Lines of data
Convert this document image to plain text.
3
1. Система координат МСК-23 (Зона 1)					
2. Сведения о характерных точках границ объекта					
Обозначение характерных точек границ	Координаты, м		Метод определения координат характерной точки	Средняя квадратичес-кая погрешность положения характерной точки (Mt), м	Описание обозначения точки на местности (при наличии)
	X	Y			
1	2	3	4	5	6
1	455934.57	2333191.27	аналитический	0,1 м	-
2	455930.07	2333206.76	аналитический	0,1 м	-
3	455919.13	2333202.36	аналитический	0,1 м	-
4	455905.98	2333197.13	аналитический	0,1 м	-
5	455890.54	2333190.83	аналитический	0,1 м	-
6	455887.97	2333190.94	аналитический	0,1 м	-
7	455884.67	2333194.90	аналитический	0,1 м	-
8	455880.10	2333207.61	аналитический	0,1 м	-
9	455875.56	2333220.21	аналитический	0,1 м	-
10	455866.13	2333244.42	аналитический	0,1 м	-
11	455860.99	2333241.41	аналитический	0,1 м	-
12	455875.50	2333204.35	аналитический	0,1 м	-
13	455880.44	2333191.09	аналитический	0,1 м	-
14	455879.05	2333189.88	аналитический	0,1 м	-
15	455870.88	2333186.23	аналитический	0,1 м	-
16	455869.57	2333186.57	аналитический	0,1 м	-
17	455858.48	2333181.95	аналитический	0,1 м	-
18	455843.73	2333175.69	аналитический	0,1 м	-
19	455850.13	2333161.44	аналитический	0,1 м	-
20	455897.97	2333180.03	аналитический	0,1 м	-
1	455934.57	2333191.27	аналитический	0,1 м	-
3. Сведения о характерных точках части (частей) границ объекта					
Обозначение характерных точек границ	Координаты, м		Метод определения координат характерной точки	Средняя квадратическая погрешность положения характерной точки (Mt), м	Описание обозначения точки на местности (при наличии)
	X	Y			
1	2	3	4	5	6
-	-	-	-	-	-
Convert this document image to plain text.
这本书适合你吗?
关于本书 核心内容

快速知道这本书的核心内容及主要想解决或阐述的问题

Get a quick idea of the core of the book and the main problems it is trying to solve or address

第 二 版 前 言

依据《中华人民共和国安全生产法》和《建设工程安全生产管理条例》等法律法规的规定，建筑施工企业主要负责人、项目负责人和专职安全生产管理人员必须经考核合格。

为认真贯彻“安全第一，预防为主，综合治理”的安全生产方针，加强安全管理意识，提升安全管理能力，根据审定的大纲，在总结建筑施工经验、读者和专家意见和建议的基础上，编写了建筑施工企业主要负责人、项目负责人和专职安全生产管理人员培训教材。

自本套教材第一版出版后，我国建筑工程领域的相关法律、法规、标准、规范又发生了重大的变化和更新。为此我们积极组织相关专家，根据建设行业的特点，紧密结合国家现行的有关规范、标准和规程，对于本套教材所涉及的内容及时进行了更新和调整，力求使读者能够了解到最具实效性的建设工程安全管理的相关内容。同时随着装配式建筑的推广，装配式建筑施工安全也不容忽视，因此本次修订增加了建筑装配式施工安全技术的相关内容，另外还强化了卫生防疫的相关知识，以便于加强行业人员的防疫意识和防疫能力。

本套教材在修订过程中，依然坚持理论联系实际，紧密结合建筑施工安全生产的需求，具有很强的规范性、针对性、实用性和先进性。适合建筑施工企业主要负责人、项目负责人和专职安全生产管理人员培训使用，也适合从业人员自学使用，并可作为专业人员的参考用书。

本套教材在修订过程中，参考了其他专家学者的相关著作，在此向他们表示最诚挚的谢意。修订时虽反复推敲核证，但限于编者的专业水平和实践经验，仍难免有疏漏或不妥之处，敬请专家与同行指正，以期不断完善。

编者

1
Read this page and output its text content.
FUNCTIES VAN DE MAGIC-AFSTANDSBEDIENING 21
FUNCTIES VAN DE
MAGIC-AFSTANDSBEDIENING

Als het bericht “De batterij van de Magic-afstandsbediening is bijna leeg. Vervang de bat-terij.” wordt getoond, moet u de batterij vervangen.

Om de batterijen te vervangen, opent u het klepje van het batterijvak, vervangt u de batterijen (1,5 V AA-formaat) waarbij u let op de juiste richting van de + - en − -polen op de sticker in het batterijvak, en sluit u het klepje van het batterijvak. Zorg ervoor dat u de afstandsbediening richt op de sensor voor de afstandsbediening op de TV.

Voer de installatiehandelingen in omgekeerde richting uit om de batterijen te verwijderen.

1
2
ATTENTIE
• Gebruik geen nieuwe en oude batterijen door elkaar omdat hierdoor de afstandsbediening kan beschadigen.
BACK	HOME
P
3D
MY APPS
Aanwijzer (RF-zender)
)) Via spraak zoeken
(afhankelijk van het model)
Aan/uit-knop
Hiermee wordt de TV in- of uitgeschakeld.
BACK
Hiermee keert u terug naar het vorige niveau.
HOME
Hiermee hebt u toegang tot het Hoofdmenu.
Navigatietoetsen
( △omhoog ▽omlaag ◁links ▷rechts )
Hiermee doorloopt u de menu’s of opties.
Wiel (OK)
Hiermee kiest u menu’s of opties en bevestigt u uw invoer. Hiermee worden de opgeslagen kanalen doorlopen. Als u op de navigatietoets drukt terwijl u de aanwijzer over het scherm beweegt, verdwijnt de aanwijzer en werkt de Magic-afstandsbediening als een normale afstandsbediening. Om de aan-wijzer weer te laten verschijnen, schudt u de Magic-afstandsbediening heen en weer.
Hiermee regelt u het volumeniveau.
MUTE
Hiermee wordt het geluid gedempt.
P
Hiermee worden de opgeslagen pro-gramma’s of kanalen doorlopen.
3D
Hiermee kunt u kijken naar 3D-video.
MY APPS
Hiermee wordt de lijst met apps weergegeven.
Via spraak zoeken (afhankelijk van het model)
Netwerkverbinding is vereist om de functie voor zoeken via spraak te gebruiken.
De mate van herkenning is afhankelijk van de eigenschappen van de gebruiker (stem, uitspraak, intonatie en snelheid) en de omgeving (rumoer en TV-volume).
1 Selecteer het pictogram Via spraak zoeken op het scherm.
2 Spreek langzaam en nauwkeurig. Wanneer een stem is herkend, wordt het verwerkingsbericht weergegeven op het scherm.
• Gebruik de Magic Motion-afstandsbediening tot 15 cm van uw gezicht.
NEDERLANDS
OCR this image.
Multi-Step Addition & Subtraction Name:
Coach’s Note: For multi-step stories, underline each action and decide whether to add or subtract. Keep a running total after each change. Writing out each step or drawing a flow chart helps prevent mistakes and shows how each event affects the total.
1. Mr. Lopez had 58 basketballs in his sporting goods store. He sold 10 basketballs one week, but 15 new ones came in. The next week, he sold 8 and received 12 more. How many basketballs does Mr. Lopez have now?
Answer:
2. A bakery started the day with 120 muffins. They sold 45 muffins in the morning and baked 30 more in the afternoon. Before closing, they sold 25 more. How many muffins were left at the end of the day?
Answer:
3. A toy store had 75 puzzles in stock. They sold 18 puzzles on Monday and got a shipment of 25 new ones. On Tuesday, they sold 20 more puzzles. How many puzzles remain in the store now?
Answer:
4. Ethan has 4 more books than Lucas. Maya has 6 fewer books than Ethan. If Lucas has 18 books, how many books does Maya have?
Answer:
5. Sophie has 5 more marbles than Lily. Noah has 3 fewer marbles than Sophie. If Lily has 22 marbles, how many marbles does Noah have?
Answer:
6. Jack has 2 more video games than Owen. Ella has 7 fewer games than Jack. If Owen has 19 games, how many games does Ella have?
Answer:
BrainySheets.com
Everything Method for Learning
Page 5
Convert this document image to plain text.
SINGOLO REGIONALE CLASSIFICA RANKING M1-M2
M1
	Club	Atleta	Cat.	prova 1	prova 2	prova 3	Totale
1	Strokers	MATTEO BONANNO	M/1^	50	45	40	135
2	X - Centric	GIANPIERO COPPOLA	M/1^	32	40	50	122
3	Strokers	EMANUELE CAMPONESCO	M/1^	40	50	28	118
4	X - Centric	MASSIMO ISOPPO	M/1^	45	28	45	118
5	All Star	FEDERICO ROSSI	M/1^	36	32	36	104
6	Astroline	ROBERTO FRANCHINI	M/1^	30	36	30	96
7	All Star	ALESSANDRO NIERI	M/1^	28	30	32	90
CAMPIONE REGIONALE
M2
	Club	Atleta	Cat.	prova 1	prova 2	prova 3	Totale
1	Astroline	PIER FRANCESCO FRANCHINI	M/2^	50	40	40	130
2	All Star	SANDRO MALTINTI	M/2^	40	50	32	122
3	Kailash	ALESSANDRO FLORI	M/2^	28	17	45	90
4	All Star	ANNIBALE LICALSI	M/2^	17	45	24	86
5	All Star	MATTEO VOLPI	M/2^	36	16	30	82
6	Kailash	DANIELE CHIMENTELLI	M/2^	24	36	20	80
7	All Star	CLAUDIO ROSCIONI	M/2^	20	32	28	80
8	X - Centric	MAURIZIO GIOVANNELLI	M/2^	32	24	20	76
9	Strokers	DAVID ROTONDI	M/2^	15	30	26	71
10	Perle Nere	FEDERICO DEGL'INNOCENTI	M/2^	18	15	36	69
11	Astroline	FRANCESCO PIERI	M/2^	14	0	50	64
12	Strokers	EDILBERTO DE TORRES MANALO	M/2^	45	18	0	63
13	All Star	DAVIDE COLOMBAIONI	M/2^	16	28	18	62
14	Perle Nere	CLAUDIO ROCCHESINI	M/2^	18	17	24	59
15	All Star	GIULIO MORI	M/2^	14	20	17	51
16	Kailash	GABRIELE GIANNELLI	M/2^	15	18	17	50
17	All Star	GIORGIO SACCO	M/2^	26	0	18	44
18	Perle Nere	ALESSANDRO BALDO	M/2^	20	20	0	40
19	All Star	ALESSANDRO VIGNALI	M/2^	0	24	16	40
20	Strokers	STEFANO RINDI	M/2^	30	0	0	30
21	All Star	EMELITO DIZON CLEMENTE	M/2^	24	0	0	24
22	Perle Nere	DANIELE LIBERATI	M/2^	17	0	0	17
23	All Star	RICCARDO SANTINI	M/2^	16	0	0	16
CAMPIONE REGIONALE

» Task goal
List each line of the entries that holds the string "Astroline".

» The reply
6	Astroline	ROBERTO FRANCHINI	M/1^	30	36	30	96
1	Astroline	PIER FRANCESCO FRANCHINI	M/2^	50	40	40	130
11	Astroline	FRANCESCO PIERI	M/2^	14	0	50	64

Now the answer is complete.